Problem requirements — Write out the material exactly, without any of its pictures.

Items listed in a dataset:
(begin)

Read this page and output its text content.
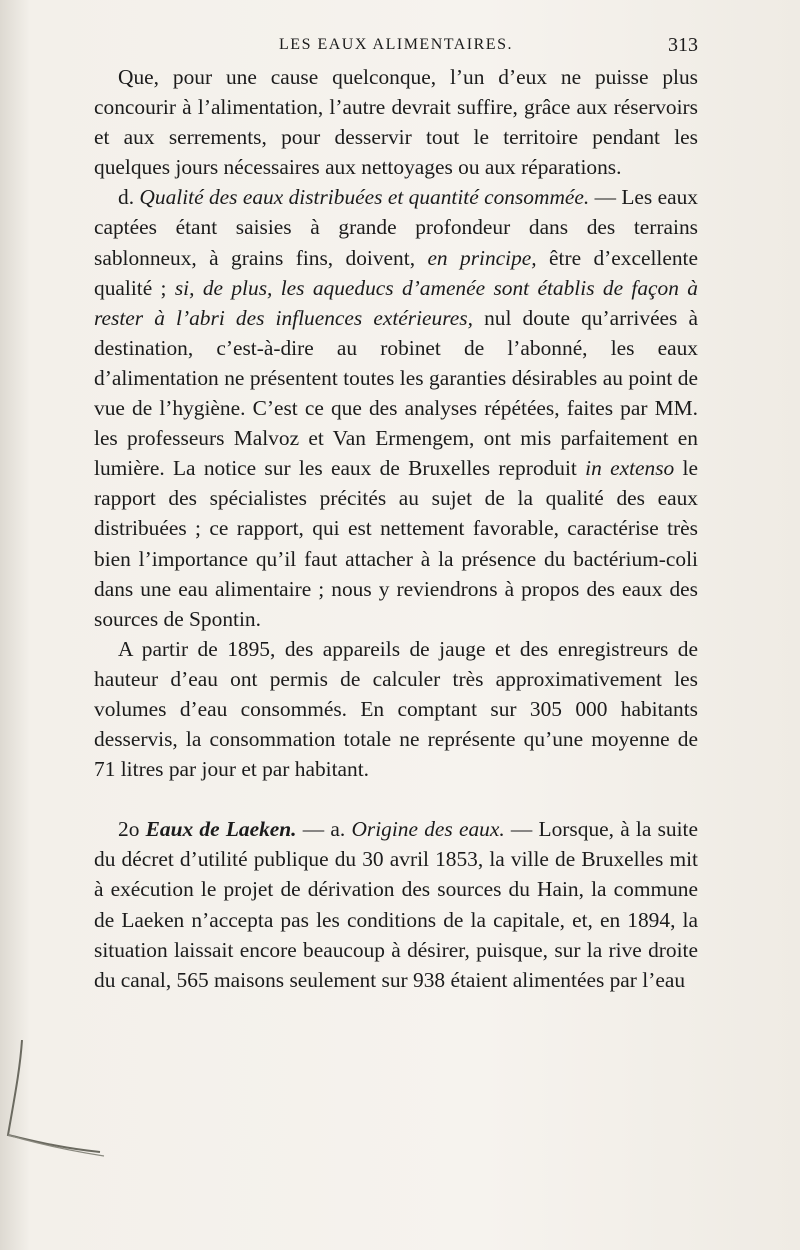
LES EAUX ALIMENTAIRES.	313

Que, pour une cause quelconque, l’un d’eux ne puisse plus concourir à l’alimentation, l’autre devrait suffire, grâce aux réservoirs et aux serrements, pour desservir tout le territoire pendant les quelques jours nécessaires aux nettoyages ou aux réparations.

d. Qualité des eaux distribuées et quantité consommée. — Les eaux captées étant saisies à grande profondeur dans des terrains sablonneux, à grains fins, doivent, en principe, être d’excellente qualité ; si, de plus, les aqueducs d’amenée sont établis de façon à rester à l’abri des influences extérieures, nul doute qu’arrivées à destination, c’est-à-dire au robinet de l’abonné, les eaux d’alimentation ne présentent toutes les garanties désirables au point de vue de l’hygiène. C’est ce que des analyses répétées, faites par MM. les professeurs Malvoz et Van Ermengem, ont mis parfaitement en lumière. La notice sur les eaux de Bruxelles reproduit in extenso le rapport des spécialistes précités au sujet de la qualité des eaux distribuées ; ce rapport, qui est nettement favorable, caractérise très bien l’importance qu’il faut attacher à la présence du bactérium-coli dans une eau alimentaire ; nous y reviendrons à propos des eaux des sources de Spontin.

A partir de 1895, des appareils de jauge et des enregistreurs de hauteur d’eau ont permis de calculer très approximativement les volumes d’eau consommés. En comptant sur 305 000 habitants desservis, la consommation totale ne représente qu’une moyenne de 71 litres par jour et par habitant.

2o Eaux de Laeken. — a. Origine des eaux. — Lorsque, à la suite du décret d’utilité publique du 30 avril 1853, la ville de Bruxelles mit à exécution le projet de dérivation des sources du Hain, la commune de Laeken n’accepta pas les conditions de la capitale, et, en 1894, la situation laissait encore beaucoup à désirer, puisque, sur la rive droite du canal, 565 maisons seulement sur 938 étaient alimentées par l’eau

(end)

Exercise result —
Read this page and output its text content.
LES EAUX ALIMENTAIRES.	313

Que, pour une cause quelconque, l’un d’eux ne puisse plus concourir à l’alimentation, l’autre devrait suffire, grâce aux réservoirs et aux serrements, pour desservir tout le territoire pendant les quelques jours nécessaires aux nettoyages ou aux réparations.

d. Qualité des eaux distribuées et quantité consommée. — Les eaux captées étant saisies à grande profondeur dans des terrains sablonneux, à grains fins, doivent, en principe, être d’excellente qualité ; si, de plus, les aqueducs d’amenée sont établis de façon à rester à l’abri des influences extérieures, nul doute qu’arrivées à destination, c’est-à-dire au robinet de l’abonné, les eaux d’alimentation ne présentent toutes les garanties désirables au point de vue de l’hygiène. C’est ce que des analyses répétées, faites par MM. les professeurs Malvoz et Van Ermengem, ont mis parfaitement en lumière. La notice sur les eaux de Bruxelles reproduit in extenso le rapport des spécialistes précités au sujet de la qualité des eaux distribuées ; ce rapport, qui est nettement favorable, caractérise très bien l’importance qu’il faut attacher à la présence du bactérium-coli dans une eau alimentaire ; nous y reviendrons à propos des eaux des sources de Spontin.

A partir de 1895, des appareils de jauge et des enregistreurs de hauteur d’eau ont permis de calculer très approximativement les volumes d’eau consommés. En comptant sur 305 000 habitants desservis, la consommation totale ne représente qu’une moyenne de 71 litres par jour et par habitant.

2o Eaux de Laeken. — a. Origine des eaux. — Lorsque, à la suite du décret d’utilité publique du 30 avril 1853, la ville de Bruxelles mit à exécution le projet de dérivation des sources du Hain, la commune de Laeken n’accepta pas les conditions de la capitale, et, en 1894, la situation laissait encore beaucoup à désirer, puisque, sur la rive droite du canal, 565 maisons seulement sur 938 étaient alimentées par l’eau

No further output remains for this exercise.